◆ Given problem:
Exclude the pictures, then copy all remaining records exactly.

>> START Input rows

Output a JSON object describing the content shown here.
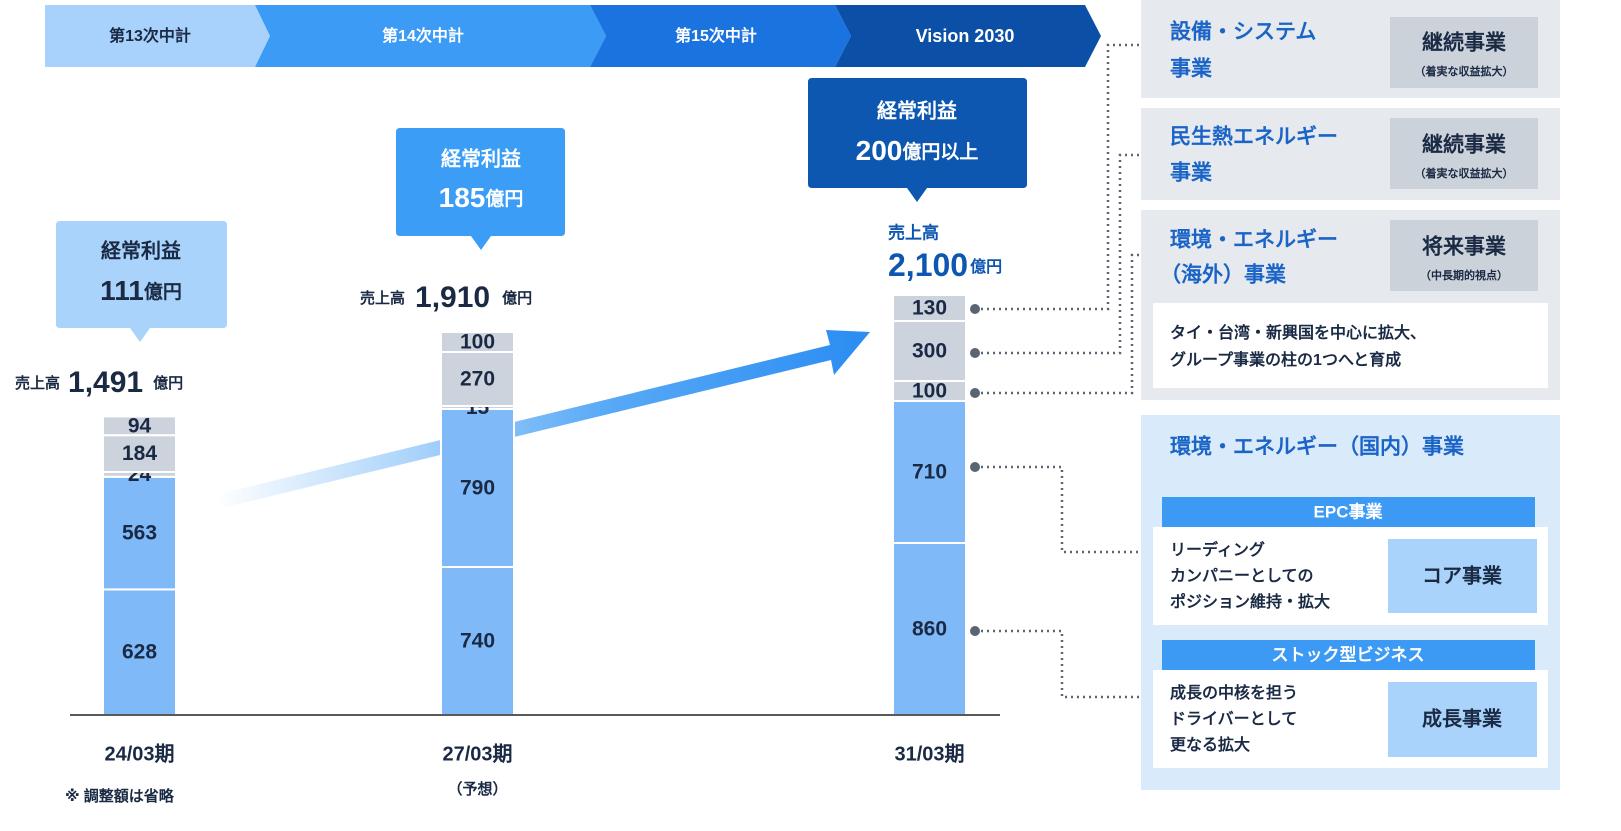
{
  "phases": [
    "第13次中計",
    "第14次中計",
    "第15次中計",
    "Vision 2030"
  ],
  "chart_data": {
    "type": "stacked_bar",
    "categories": [
      "24/03期",
      "27/03期",
      "31/03期"
    ],
    "category_notes": [
      null,
      "（予想）",
      null
    ],
    "series": [
      {
        "color": "#80b9f8",
        "values": [
          628,
          740,
          860
        ]
      },
      {
        "color": "#80b9f8",
        "values": [
          563,
          790,
          710
        ]
      },
      {
        "color": "#cdd3dc",
        "values": [
          24,
          15,
          100
        ]
      },
      {
        "color": "#cdd3dc",
        "values": [
          184,
          270,
          300
        ]
      },
      {
        "color": "#cdd3dc",
        "values": [
          94,
          100,
          130
        ]
      }
    ],
    "ylim": [
      0,
      3500
    ],
    "sales": [
      {
        "label": "売上高",
        "value": "1,491",
        "unit": "億円"
      },
      {
        "label": "売上高",
        "value": "1,910",
        "unit": "億円"
      },
      {
        "label": "売上高",
        "value": "2,100",
        "unit": "億円"
      }
    ],
    "profit": [
      {
        "label": "経常利益",
        "value": "111",
        "unit": "億円"
      },
      {
        "label": "経常利益",
        "value": "185",
        "unit": "億円"
      },
      {
        "label": "経常利益",
        "value": "200",
        "unit": "億円以上"
      }
    ],
    "footnote": "※ 調整額は省略"
  },
  "segments": [
    {
      "name": [
        "設備・システム",
        "事業"
      ],
      "tag": "継続事業",
      "tag_note": "（着実な収益拡大）"
    },
    {
      "name": [
        "民生熱エネルギー",
        "事業"
      ],
      "tag": "継続事業",
      "tag_note": "（着実な収益拡大）"
    },
    {
      "name": [
        "環境・エネルギー",
        "（海外）事業"
      ],
      "tag": "将来事業",
      "tag_note": "（中長期的視点）",
      "description": [
        "タイ・台湾・新興国を中心に拡大、",
        "グループ事業の柱の1つへと育成"
      ]
    }
  ],
  "domestic": {
    "title": "環境・エネルギー（国内）事業",
    "items": [
      {
        "header": "EPC事業",
        "description": [
          "リーディング",
          "カンパニーとしての",
          "ポジション維持・拡大"
        ],
        "tag": "コア事業"
      },
      {
        "header": "ストック型ビジネス",
        "description": [
          "成長の中核を担う",
          "ドライバーとして",
          "更なる拡大"
        ],
        "tag": "成長事業"
      }
    ]
  }
}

>> END Input rows

◆ Expected output:
Output a JSON object describing the content shown here.
{
  "phases": [
    "第13次中計",
    "第14次中計",
    "第15次中計",
    "Vision 2030"
  ],
  "chart_data": {
    "type": "stacked_bar",
    "categories": [
      "24/03期",
      "27/03期",
      "31/03期"
    ],
    "category_notes": [
      null,
      "（予想）",
      null
    ],
    "series": [
      {
        "color": "#80b9f8",
        "values": [
          628,
          740,
          860
        ]
      },
      {
        "color": "#80b9f8",
        "values": [
          563,
          790,
          710
        ]
      },
      {
        "color": "#cdd3dc",
        "values": [
          24,
          15,
          100
        ]
      },
      {
        "color": "#cdd3dc",
        "values": [
          184,
          270,
          300
        ]
      },
      {
        "color": "#cdd3dc",
        "values": [
          94,
          100,
          130
        ]
      }
    ],
    "ylim": [
      0,
      3500
    ],
    "sales": [
      {
        "label": "売上高",
        "value": "1,491",
        "unit": "億円"
      },
      {
        "label": "売上高",
        "value": "1,910",
        "unit": "億円"
      },
      {
        "label": "売上高",
        "value": "2,100",
        "unit": "億円"
      }
    ],
    "profit": [
      {
        "label": "経常利益",
        "value": "111",
        "unit": "億円"
      },
      {
        "label": "経常利益",
        "value": "185",
        "unit": "億円"
      },
      {
        "label": "経常利益",
        "value": "200",
        "unit": "億円以上"
      }
    ],
    "footnote": "※ 調整額は省略"
  },
  "segments": [
    {
      "name": [
        "設備・システム",
        "事業"
      ],
      "tag": "継続事業",
      "tag_note": "（着実な収益拡大）"
    },
    {
      "name": [
        "民生熱エネルギー",
        "事業"
      ],
      "tag": "継続事業",
      "tag_note": "（着実な収益拡大）"
    },
    {
      "name": [
        "環境・エネルギー",
        "（海外）事業"
      ],
      "tag": "将来事業",
      "tag_note": "（中長期的視点）",
      "description": [
        "タイ・台湾・新興国を中心に拡大、",
        "グループ事業の柱の1つへと育成"
      ]
    }
  ],
  "domestic": {
    "title": "環境・エネルギー（国内）事業",
    "items": [
      {
        "header": "EPC事業",
        "description": [
          "リーディング",
          "カンパニーとしての",
          "ポジション維持・拡大"
        ],
        "tag": "コア事業"
      },
      {
        "header": "ストック型ビジネス",
        "description": [
          "成長の中核を担う",
          "ドライバーとして",
          "更なる拡大"
        ],
        "tag": "成長事業"
      }
    ]
  }
}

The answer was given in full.